Restate each line word for word. Leave out every picture.

[begin Supplied material]

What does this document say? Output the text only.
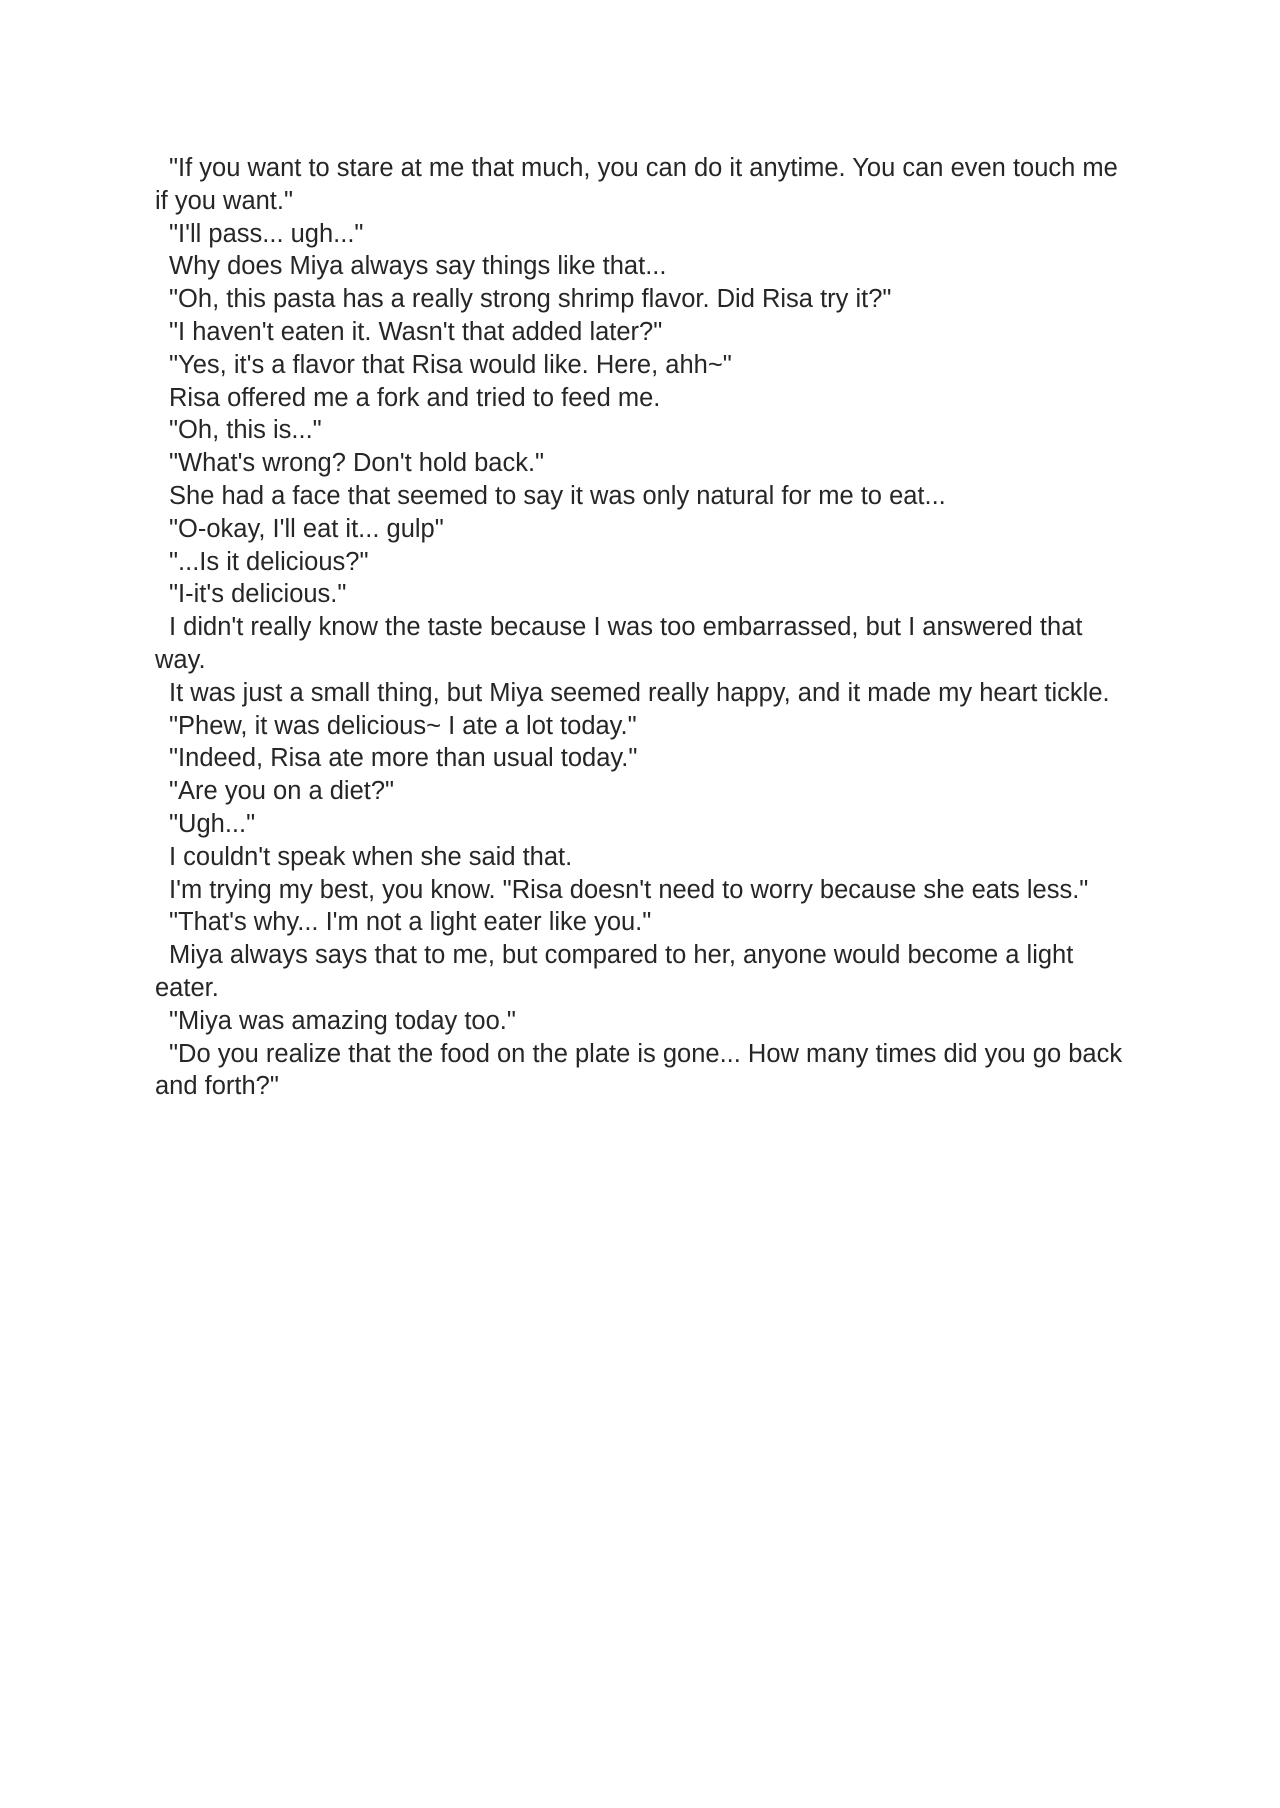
"If you want to stare at me that much, you can do it anytime. You can even touch me if you want."

"I'll pass... ugh..."

Why does Miya always say things like that...

"Oh, this pasta has a really strong shrimp flavor. Did Risa try it?"

"I haven't eaten it. Wasn't that added later?"

"Yes, it's a flavor that Risa would like. Here, ahh~"

Risa offered me a fork and tried to feed me.

"Oh, this is..."

"What's wrong? Don't hold back."

She had a face that seemed to say it was only natural for me to eat...

"O-okay, I'll eat it... gulp"

"...Is it delicious?"

"I-it's delicious."

I didn't really know the taste because I was too embarrassed, but I answered that way.

It was just a small thing, but Miya seemed really happy, and it made my heart tickle.

"Phew, it was delicious~ I ate a lot today."

"Indeed, Risa ate more than usual today."

"Are you on a diet?"

"Ugh..."

I couldn't speak when she said that.

I'm trying my best, you know. "Risa doesn't need to worry because she eats less."

"That's why... I'm not a light eater like you."

Miya always says that to me, but compared to her, anyone would become a light eater.

"Miya was amazing today too."

"Do you realize that the food on the plate is gone... How many times did you go back and forth?"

[end Supplied material]

Output of the exercise =
What does this document say? Output the text only.
"If you want to stare at me that much, you can do it anytime. You can even touch me if you want."

"I'll pass... ugh..."

Why does Miya always say things like that...

"Oh, this pasta has a really strong shrimp flavor. Did Risa try it?"

"I haven't eaten it. Wasn't that added later?"

"Yes, it's a flavor that Risa would like. Here, ahh~"

Risa offered me a fork and tried to feed me.

"Oh, this is..."

"What's wrong? Don't hold back."

She had a face that seemed to say it was only natural for me to eat...

"O-okay, I'll eat it... gulp"

"...Is it delicious?"

"I-it's delicious."

I didn't really know the taste because I was too embarrassed, but I answered that way.

It was just a small thing, but Miya seemed really happy, and it made my heart tickle.

"Phew, it was delicious~ I ate a lot today."

"Indeed, Risa ate more than usual today."

"Are you on a diet?"

"Ugh..."

I couldn't speak when she said that.

I'm trying my best, you know. "Risa doesn't need to worry because she eats less."

"That's why... I'm not a light eater like you."

Miya always says that to me, but compared to her, anyone would become a light eater.

"Miya was amazing today too."

"Do you realize that the food on the plate is gone... How many times did you go back and forth?"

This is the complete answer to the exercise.